(Dataset entries)
>> Start

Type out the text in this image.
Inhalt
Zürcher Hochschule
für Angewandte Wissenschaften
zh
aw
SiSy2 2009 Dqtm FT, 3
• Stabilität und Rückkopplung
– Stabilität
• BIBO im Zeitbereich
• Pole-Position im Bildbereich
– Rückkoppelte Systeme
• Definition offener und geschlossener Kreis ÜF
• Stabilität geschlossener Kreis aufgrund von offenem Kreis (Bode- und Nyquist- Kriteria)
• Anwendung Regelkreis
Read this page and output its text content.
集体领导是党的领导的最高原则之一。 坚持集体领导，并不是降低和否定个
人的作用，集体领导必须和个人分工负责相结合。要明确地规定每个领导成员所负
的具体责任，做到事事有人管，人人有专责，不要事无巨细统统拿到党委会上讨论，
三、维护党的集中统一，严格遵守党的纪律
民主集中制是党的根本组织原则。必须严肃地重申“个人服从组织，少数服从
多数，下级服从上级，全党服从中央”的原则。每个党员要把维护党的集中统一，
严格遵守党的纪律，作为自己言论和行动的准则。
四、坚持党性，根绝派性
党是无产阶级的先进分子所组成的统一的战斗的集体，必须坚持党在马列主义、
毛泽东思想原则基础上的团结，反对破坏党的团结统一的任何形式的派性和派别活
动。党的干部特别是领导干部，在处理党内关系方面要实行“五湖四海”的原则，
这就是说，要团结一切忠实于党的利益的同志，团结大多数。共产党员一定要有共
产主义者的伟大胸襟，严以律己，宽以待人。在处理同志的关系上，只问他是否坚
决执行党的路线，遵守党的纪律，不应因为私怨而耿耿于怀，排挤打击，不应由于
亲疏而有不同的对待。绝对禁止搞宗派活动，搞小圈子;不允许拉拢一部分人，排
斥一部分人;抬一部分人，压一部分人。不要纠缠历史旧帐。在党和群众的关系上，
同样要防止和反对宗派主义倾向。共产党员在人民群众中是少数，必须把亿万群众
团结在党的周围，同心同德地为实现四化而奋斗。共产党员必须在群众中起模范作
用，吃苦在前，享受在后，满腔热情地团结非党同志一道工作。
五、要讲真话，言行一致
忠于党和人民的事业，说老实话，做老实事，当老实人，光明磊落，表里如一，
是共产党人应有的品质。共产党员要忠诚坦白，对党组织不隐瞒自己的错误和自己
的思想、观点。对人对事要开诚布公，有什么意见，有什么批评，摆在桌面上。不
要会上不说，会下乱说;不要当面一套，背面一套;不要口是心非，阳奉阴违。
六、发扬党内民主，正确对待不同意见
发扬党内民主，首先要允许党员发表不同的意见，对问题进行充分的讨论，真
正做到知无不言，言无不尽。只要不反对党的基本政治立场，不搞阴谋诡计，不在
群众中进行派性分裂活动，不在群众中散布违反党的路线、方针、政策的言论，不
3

>> End

TASK DIRECTIONS: Take the line holding "Read this page and output its text content." and all lines after it through the end of the data, and set them down exactly.

OUTPUT:
Read this page and output its text content.
集体领导是党的领导的最高原则之一。 坚持集体领导，并不是降低和否定个
人的作用，集体领导必须和个人分工负责相结合。要明确地规定每个领导成员所负
的具体责任，做到事事有人管，人人有专责，不要事无巨细统统拿到党委会上讨论，
三、维护党的集中统一，严格遵守党的纪律
民主集中制是党的根本组织原则。必须严肃地重申“个人服从组织，少数服从
多数，下级服从上级，全党服从中央”的原则。每个党员要把维护党的集中统一，
严格遵守党的纪律，作为自己言论和行动的准则。
四、坚持党性，根绝派性
党是无产阶级的先进分子所组成的统一的战斗的集体，必须坚持党在马列主义、
毛泽东思想原则基础上的团结，反对破坏党的团结统一的任何形式的派性和派别活
动。党的干部特别是领导干部，在处理党内关系方面要实行“五湖四海”的原则，
这就是说，要团结一切忠实于党的利益的同志，团结大多数。共产党员一定要有共
产主义者的伟大胸襟，严以律己，宽以待人。在处理同志的关系上，只问他是否坚
决执行党的路线，遵守党的纪律，不应因为私怨而耿耿于怀，排挤打击，不应由于
亲疏而有不同的对待。绝对禁止搞宗派活动，搞小圈子;不允许拉拢一部分人，排
斥一部分人;抬一部分人，压一部分人。不要纠缠历史旧帐。在党和群众的关系上，
同样要防止和反对宗派主义倾向。共产党员在人民群众中是少数，必须把亿万群众
团结在党的周围，同心同德地为实现四化而奋斗。共产党员必须在群众中起模范作
用，吃苦在前，享受在后，满腔热情地团结非党同志一道工作。
五、要讲真话，言行一致
忠于党和人民的事业，说老实话，做老实事，当老实人，光明磊落，表里如一，
是共产党人应有的品质。共产党员要忠诚坦白，对党组织不隐瞒自己的错误和自己
的思想、观点。对人对事要开诚布公，有什么意见，有什么批评，摆在桌面上。不
要会上不说，会下乱说;不要当面一套，背面一套;不要口是心非，阳奉阴违。
六、发扬党内民主，正确对待不同意见
发扬党内民主，首先要允许党员发表不同的意见，对问题进行充分的讨论，真
正做到知无不言，言无不尽。只要不反对党的基本政治立场，不搞阴谋诡计，不在
群众中进行派性分裂活动，不在群众中散布违反党的路线、方针、政策的言论，不
3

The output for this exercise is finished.